§ Document section:

How often a woman has a migraine may play a role in
determining her risk for strokes and heart attacks.

Medical evidence has long supported a link between migraines and vascular
problems, including strokes, but information regarding migraine frequency and
such events has been lacking. 

New research presented this week at the American Academy of Neurology's 60th
Anniversary Annual Meeting in Chicago suggests that women who have weekly
migraines have a significantly higher risk for stroke than those who get the headaches less frequently. Those who have infrequent
migraines may be more likely to have a heart
attack .

The findings are based on the Women's Health Study, which involved 27,798
women health professionals 45 years and older who did not have cardiovascular
disease at the beginning of the study. Cholesterol levels and details about migraine frequency
were obtained when the study began.

Researchers grouped migraine frequency into three categories: less than
monthly, monthly, or one or more a week. Sixty-five percent said they had a
migraine less than once a month, 30% had a monthly migraine, and 5% had
migraines at least once a week.

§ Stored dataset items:

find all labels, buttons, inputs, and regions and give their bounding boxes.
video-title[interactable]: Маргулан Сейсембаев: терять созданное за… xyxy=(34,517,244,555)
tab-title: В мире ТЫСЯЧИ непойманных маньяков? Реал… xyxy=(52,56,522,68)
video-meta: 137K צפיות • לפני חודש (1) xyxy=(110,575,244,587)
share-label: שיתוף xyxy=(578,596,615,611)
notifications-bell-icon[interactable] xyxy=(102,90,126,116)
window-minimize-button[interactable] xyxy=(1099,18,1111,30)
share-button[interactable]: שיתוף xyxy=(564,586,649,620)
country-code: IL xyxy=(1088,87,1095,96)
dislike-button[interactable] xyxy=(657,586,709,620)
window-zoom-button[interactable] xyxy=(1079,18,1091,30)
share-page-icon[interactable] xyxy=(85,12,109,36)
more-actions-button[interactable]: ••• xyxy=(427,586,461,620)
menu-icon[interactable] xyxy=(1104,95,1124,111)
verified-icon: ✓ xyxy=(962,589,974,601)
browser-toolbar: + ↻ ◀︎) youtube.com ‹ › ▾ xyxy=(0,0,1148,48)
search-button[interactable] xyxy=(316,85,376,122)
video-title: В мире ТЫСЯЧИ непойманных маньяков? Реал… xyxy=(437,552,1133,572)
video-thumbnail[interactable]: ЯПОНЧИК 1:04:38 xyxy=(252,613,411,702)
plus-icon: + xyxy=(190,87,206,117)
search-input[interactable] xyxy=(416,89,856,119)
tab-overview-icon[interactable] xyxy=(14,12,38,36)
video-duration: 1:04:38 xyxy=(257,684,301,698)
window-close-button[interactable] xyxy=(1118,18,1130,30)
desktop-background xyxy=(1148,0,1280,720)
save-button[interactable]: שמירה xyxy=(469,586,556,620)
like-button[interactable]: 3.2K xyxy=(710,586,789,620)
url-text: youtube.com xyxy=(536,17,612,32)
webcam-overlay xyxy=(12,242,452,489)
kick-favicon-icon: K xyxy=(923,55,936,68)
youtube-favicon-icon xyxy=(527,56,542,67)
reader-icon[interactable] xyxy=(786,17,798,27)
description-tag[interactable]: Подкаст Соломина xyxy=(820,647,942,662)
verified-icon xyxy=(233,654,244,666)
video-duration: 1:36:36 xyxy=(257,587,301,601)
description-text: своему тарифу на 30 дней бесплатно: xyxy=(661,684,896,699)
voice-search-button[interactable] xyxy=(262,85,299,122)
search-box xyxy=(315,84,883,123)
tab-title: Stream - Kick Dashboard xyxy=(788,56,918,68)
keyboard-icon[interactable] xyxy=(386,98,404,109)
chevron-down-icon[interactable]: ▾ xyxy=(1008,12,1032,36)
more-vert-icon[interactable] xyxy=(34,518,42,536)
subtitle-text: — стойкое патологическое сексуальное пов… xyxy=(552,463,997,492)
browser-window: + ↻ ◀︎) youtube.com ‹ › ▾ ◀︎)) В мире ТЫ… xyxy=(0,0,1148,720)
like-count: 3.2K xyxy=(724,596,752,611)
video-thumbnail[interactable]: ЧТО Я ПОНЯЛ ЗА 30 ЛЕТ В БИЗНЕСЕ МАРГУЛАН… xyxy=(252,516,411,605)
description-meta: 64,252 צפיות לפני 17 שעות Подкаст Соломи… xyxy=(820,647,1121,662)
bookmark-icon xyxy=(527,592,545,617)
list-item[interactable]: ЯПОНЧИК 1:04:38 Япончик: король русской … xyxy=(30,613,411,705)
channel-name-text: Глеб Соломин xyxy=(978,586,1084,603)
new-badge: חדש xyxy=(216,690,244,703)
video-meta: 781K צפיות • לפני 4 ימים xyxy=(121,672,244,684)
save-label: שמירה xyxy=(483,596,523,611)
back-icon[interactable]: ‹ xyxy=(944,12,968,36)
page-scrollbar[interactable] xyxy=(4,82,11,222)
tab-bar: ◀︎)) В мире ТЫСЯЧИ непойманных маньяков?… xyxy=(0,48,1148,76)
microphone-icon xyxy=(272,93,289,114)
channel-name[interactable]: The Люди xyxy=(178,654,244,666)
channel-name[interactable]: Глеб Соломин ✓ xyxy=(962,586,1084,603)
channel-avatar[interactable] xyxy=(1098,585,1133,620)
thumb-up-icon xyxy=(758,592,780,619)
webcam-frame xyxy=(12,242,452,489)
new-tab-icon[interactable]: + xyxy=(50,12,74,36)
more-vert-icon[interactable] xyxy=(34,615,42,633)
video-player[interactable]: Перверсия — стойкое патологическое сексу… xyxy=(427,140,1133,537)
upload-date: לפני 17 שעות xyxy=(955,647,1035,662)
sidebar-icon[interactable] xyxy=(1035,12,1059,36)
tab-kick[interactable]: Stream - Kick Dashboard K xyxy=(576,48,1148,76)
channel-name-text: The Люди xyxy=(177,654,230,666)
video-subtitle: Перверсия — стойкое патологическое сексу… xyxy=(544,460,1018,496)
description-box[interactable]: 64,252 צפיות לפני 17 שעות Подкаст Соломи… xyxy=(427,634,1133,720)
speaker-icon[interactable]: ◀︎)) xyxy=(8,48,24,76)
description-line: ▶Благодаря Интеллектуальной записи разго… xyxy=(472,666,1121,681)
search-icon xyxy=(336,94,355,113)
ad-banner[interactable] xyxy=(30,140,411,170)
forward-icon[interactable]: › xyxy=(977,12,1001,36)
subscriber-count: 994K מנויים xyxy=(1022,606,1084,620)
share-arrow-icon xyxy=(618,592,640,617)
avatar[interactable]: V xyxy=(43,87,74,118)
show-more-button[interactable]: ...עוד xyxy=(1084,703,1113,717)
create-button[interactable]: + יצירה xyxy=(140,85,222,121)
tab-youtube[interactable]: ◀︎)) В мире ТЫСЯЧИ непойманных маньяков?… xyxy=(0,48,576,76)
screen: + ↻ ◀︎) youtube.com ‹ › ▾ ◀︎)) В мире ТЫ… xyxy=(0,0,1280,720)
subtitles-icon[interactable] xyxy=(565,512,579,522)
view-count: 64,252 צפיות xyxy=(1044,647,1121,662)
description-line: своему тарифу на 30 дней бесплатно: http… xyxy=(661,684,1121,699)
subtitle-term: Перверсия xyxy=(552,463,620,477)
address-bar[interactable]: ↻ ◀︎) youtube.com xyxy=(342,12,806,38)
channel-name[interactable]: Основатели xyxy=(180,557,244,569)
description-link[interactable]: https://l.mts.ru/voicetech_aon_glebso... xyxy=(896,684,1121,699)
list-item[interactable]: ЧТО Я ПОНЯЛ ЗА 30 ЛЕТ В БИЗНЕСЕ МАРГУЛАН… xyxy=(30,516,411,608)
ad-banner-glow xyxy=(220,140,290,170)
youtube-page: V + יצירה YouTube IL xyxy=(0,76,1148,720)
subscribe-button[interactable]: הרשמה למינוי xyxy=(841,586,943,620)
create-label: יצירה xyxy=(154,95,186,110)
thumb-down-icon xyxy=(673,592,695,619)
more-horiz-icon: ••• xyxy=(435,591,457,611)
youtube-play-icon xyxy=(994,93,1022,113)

§ Questions to answer:
(1) Could you reproduce the part of the migraine article starting at "Medical evidence has" and ending at "has been lacking.", switching "vascular" to "circulatory"?
(2) According to the migraine article, how many women took part in the Women's Health Study?
This data is separate material, unrelated to the migraine article.

§ Solutions to the tasks:
(1)
Medical evidence has long supported a link between migraines and circulatory
problems, including strokes, but information regarding migraine frequency and
such events has been lacking.

(2) 27,798 women health professionals, 45 years and older.